TASK OBJECTIVE
Extract each line containing the string "content".

STORED ROWS
....

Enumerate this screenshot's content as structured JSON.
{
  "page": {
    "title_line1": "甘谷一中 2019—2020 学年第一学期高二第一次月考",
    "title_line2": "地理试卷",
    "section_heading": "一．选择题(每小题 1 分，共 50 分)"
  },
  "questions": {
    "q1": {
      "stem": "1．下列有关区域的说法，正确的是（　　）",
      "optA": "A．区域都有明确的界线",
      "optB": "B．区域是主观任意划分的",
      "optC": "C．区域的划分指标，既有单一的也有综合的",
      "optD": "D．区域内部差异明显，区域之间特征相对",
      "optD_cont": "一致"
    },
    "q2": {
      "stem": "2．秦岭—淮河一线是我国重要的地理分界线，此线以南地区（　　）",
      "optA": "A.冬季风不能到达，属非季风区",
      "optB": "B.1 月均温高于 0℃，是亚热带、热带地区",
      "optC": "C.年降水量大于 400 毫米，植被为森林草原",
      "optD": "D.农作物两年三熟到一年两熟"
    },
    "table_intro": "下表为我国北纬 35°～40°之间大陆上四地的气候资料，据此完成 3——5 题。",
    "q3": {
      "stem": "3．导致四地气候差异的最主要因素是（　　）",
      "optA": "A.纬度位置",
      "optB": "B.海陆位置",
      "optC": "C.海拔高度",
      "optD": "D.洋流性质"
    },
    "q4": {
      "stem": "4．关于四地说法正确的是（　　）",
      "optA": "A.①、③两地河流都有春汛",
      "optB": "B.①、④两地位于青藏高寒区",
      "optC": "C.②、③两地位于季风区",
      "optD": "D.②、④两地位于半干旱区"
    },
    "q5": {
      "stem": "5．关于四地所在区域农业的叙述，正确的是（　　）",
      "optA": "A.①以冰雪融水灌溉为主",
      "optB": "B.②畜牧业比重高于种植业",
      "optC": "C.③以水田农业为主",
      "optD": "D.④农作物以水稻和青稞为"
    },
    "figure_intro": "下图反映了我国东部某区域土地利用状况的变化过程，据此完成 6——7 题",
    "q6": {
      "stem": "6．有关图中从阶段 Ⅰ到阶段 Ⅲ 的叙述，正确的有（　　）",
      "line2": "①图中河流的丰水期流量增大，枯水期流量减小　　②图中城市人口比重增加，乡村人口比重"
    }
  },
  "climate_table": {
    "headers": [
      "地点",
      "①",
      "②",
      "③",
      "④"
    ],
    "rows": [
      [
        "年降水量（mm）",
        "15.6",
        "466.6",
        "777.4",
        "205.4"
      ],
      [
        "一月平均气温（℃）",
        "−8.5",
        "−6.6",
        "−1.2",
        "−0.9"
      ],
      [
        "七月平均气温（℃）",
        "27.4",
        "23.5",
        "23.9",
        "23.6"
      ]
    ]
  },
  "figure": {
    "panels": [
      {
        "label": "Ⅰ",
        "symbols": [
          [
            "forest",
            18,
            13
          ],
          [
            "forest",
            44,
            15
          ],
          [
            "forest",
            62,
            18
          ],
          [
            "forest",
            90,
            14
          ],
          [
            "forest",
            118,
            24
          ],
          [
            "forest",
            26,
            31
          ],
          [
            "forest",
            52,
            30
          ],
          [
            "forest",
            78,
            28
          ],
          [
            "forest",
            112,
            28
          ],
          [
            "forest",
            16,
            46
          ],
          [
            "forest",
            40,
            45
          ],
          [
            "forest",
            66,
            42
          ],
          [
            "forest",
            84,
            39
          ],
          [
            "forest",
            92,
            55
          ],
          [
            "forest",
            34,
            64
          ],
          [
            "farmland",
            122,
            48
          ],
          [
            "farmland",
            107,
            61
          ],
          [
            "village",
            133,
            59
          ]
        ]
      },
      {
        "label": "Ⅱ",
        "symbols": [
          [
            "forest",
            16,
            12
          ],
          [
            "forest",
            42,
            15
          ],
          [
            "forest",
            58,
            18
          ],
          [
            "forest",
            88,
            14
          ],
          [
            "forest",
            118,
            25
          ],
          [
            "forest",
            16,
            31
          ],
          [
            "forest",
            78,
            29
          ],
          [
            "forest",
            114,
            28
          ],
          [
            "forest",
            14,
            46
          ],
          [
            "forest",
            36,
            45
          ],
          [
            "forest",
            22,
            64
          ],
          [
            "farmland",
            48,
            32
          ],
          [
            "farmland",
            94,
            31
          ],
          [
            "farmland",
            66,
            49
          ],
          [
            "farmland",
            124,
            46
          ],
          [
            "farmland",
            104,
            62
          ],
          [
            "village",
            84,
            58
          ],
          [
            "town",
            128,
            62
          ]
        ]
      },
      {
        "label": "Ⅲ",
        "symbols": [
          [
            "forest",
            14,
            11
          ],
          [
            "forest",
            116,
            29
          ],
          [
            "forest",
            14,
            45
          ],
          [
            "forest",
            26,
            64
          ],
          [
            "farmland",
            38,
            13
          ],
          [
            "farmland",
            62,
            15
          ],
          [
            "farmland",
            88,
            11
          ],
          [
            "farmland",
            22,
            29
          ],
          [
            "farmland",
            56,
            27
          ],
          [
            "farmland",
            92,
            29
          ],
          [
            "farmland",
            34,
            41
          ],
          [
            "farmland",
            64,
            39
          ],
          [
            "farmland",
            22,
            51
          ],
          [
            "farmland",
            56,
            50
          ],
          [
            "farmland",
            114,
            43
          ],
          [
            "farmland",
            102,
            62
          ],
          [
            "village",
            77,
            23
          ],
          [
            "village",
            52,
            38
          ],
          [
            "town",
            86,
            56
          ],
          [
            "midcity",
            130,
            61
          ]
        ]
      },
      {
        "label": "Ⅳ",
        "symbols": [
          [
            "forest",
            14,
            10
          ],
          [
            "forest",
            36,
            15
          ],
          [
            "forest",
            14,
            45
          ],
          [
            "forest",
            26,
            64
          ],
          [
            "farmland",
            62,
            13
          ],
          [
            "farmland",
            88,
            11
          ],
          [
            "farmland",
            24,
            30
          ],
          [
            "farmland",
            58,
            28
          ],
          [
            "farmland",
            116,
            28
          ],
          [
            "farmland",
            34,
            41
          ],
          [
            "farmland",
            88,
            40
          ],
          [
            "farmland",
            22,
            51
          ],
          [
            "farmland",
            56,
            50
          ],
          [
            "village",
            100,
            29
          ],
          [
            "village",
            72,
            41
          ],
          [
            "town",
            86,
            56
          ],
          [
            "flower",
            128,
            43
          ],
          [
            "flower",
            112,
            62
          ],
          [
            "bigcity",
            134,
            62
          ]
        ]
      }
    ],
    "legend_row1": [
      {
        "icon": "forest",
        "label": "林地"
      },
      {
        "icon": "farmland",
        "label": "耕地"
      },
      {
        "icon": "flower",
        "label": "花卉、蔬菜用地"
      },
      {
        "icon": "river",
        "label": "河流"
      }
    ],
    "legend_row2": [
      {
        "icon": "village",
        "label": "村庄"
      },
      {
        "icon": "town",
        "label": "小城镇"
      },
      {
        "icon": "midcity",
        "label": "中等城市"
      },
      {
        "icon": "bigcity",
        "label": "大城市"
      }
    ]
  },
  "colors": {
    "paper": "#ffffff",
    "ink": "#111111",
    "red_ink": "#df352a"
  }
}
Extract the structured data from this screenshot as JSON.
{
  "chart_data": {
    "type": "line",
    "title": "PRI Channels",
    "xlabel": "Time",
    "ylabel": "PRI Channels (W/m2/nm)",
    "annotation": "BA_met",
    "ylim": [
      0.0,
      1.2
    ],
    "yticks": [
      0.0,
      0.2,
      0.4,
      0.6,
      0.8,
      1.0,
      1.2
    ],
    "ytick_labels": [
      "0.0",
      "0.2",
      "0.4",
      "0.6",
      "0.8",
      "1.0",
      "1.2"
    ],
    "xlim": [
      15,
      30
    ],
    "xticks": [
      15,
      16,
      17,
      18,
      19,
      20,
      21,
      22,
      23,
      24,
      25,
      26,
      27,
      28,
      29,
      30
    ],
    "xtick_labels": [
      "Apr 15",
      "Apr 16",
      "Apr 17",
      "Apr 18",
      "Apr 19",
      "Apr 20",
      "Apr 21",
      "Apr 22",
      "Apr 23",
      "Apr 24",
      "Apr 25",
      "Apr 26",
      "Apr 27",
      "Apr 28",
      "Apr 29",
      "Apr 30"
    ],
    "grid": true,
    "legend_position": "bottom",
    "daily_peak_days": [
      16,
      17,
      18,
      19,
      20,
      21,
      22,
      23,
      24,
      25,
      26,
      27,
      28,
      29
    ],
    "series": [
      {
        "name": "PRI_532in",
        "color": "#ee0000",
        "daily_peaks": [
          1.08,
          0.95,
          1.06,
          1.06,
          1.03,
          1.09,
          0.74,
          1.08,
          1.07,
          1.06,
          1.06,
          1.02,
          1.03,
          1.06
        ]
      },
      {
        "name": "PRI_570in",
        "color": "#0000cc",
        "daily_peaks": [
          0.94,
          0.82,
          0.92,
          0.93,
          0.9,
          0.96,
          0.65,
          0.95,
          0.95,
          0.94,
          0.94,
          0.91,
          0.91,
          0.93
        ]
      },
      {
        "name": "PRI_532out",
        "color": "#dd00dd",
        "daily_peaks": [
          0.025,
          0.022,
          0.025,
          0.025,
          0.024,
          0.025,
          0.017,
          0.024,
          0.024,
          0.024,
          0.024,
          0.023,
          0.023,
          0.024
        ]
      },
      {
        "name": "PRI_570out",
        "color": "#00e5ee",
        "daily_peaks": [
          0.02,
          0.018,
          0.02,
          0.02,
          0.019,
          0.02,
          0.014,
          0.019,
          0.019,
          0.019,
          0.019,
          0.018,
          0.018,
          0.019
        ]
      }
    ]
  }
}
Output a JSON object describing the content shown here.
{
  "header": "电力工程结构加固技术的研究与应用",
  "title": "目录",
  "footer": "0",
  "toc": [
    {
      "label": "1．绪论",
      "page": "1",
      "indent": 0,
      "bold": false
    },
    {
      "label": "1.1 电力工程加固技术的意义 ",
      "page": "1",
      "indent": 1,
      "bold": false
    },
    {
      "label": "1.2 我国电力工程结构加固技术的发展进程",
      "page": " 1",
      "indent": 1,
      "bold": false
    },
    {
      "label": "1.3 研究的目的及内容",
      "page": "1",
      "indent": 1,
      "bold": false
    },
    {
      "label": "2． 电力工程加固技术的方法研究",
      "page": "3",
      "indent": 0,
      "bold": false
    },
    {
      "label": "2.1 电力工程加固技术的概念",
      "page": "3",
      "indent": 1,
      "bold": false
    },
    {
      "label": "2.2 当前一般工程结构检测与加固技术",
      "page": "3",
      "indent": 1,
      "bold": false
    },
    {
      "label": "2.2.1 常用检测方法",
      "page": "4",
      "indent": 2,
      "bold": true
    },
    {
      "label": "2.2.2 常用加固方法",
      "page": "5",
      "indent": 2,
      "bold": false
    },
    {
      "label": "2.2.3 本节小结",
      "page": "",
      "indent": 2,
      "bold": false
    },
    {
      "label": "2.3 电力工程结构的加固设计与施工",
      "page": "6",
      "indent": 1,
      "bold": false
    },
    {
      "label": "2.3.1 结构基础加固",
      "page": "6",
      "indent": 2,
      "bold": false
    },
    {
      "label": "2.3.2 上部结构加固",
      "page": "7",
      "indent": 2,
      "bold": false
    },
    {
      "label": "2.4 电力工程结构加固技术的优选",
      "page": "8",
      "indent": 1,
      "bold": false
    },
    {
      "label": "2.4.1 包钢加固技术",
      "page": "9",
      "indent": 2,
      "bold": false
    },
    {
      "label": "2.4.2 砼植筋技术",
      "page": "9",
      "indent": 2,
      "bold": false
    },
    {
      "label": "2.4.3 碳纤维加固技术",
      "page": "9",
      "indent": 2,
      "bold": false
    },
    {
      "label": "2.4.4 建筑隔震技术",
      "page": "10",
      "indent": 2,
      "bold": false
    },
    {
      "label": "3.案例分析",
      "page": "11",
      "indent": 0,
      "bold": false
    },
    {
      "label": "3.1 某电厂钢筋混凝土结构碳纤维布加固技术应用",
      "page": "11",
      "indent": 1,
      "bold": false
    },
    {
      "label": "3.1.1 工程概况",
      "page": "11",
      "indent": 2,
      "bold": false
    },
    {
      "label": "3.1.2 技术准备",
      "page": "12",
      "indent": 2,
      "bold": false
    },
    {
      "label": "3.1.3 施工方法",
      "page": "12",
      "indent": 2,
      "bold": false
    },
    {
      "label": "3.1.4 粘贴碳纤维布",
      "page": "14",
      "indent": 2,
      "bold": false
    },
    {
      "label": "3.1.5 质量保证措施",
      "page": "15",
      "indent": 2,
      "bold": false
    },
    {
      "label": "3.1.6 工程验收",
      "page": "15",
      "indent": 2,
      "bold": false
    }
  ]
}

....

ANSWER TO THIS TASK
Enumerate this screenshot's content as structured JSON.
Output a JSON object describing the content shown here.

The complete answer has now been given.